— START —

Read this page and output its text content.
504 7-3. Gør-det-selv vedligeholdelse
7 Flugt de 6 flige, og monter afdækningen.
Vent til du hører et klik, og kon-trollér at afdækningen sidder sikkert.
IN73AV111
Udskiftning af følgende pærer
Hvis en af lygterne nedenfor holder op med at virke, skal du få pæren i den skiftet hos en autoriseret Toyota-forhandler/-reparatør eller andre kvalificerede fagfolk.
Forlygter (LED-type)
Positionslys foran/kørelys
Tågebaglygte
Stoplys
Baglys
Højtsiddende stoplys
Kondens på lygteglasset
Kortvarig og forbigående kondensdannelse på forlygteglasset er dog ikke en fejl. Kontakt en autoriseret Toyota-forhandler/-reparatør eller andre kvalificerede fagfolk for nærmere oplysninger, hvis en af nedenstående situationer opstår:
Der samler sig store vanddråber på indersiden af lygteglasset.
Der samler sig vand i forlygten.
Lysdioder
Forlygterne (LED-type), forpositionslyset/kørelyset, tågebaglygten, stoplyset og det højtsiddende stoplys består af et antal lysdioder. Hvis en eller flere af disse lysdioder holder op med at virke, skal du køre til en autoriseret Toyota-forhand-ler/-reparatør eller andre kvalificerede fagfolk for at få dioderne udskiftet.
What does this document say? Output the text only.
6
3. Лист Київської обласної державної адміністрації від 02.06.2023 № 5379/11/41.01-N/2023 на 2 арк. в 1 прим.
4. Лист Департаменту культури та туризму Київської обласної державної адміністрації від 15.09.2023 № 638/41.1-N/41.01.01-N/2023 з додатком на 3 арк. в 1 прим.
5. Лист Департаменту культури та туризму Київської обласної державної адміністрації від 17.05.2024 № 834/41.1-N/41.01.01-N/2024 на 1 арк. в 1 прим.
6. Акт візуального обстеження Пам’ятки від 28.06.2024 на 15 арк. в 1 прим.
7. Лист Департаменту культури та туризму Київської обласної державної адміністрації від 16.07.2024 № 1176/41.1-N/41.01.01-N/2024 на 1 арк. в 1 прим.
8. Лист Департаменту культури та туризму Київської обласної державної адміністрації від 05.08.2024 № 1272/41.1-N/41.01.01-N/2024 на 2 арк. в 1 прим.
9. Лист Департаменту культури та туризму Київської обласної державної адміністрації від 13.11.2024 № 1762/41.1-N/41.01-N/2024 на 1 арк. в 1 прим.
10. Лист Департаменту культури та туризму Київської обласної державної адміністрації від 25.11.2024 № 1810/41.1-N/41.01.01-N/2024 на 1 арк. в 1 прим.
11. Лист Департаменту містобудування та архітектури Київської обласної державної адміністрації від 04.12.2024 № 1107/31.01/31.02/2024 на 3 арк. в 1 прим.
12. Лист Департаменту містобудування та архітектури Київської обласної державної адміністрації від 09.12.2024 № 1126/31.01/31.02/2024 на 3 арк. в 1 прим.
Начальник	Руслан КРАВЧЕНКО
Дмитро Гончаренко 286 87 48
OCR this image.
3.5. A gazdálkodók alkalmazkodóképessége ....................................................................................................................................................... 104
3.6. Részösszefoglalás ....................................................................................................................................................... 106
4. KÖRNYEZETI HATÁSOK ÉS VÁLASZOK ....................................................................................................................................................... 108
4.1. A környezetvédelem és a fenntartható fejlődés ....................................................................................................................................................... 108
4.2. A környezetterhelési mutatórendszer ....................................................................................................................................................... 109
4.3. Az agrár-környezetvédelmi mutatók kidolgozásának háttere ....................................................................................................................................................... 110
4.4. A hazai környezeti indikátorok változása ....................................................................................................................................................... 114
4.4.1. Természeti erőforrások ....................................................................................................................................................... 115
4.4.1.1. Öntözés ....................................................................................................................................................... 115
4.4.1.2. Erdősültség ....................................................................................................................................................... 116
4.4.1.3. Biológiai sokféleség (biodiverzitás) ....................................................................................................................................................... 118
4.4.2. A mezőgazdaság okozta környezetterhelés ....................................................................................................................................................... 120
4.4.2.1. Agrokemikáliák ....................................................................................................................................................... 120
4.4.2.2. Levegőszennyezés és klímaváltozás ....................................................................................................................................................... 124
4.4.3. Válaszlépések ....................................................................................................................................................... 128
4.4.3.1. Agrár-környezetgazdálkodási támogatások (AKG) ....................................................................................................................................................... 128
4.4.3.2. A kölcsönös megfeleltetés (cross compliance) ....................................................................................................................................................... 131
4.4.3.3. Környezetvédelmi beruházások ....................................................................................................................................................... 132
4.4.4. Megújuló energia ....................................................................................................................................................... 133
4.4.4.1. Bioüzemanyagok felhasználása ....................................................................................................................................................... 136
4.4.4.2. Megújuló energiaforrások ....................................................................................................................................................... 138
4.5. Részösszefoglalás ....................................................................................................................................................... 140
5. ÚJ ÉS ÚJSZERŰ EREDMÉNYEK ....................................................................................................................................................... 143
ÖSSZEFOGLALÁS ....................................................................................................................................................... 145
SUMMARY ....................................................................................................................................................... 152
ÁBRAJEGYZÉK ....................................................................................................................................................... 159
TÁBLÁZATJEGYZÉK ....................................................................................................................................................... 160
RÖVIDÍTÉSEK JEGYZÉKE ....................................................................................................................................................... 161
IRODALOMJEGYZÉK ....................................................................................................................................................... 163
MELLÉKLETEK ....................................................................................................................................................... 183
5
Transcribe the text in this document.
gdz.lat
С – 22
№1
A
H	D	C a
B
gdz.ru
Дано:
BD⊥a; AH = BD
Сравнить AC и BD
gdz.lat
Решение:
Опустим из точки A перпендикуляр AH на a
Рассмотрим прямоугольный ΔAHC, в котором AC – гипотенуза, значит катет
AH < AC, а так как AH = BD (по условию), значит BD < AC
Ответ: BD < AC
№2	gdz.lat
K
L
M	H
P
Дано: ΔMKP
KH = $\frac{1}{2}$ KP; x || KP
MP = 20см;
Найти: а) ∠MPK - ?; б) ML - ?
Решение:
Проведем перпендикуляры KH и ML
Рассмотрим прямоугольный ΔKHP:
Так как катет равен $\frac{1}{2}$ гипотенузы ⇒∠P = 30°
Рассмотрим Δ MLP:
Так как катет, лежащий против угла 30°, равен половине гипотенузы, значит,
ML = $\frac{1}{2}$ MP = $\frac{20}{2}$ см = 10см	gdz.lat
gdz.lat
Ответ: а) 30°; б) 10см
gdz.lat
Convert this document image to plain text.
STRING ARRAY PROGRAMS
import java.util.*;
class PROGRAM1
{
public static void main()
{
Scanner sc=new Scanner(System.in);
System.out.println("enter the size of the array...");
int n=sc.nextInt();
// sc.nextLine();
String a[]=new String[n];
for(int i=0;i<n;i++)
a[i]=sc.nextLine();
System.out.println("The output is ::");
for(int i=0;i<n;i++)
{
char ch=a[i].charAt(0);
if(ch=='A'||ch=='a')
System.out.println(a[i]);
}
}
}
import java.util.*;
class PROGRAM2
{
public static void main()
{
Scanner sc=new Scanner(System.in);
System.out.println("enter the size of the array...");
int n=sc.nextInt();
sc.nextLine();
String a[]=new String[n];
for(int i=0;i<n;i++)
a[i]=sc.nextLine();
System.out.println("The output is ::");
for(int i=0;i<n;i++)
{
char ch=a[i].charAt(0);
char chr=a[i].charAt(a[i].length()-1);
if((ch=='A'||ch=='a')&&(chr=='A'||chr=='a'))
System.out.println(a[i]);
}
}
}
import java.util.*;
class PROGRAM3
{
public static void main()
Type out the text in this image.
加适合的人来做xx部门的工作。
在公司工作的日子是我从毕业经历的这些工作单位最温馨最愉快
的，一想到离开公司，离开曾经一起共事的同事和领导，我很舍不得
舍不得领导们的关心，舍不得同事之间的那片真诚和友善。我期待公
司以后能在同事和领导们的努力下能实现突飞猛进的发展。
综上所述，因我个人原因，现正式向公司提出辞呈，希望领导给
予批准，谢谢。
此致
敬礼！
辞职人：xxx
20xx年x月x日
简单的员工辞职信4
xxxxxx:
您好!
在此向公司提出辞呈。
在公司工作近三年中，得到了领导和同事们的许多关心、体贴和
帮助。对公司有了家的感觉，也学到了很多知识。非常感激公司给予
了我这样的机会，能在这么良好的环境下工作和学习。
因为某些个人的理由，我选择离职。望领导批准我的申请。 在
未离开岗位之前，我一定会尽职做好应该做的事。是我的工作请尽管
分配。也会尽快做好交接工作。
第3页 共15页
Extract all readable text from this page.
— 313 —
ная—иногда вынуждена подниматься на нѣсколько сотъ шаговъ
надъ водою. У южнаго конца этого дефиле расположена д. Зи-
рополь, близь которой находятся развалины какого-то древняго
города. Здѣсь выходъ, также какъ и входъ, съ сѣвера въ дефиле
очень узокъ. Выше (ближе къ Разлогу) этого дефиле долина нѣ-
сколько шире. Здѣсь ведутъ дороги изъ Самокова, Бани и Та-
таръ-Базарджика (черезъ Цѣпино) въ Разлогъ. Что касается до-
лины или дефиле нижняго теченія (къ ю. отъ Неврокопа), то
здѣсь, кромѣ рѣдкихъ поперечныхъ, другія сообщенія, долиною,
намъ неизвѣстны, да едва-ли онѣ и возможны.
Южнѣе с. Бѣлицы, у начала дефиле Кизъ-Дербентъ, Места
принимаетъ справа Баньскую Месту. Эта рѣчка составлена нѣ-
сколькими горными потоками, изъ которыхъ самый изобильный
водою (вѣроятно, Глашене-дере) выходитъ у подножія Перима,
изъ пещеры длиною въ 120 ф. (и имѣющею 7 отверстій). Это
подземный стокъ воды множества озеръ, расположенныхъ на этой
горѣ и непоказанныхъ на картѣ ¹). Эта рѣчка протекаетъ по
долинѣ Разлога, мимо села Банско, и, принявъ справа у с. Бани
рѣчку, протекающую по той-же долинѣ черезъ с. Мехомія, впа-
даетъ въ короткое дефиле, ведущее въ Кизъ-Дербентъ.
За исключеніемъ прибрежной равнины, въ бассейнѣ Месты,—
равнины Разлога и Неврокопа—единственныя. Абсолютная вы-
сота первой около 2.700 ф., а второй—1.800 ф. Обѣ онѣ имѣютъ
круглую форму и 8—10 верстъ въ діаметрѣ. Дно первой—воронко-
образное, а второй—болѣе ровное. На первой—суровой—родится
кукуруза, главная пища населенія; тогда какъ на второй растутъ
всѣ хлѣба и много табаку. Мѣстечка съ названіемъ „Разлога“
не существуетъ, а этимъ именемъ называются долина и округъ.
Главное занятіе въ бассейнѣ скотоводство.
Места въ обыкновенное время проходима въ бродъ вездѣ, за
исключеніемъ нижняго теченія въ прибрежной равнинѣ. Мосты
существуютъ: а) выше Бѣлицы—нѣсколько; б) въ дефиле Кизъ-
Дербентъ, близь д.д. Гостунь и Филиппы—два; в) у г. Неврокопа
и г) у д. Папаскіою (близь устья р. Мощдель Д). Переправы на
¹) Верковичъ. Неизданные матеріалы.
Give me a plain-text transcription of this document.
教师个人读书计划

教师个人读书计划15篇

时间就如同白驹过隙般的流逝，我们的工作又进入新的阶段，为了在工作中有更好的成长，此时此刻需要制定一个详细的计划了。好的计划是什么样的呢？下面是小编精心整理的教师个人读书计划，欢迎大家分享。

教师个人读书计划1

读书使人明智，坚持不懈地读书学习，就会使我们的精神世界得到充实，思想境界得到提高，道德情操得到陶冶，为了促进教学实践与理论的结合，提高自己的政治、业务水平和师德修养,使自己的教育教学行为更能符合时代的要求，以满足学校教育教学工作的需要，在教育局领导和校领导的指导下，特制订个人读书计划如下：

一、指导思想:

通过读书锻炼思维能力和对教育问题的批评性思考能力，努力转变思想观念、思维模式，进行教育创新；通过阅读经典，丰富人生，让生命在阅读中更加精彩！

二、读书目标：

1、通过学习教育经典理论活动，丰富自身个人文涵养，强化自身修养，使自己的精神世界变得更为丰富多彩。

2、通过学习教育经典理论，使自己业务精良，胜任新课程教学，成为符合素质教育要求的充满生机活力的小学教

— END —

SHORT PROBLEM:
Only a number is wanted: how many lines contain the word "водою"?

FULL OUTPUT:
2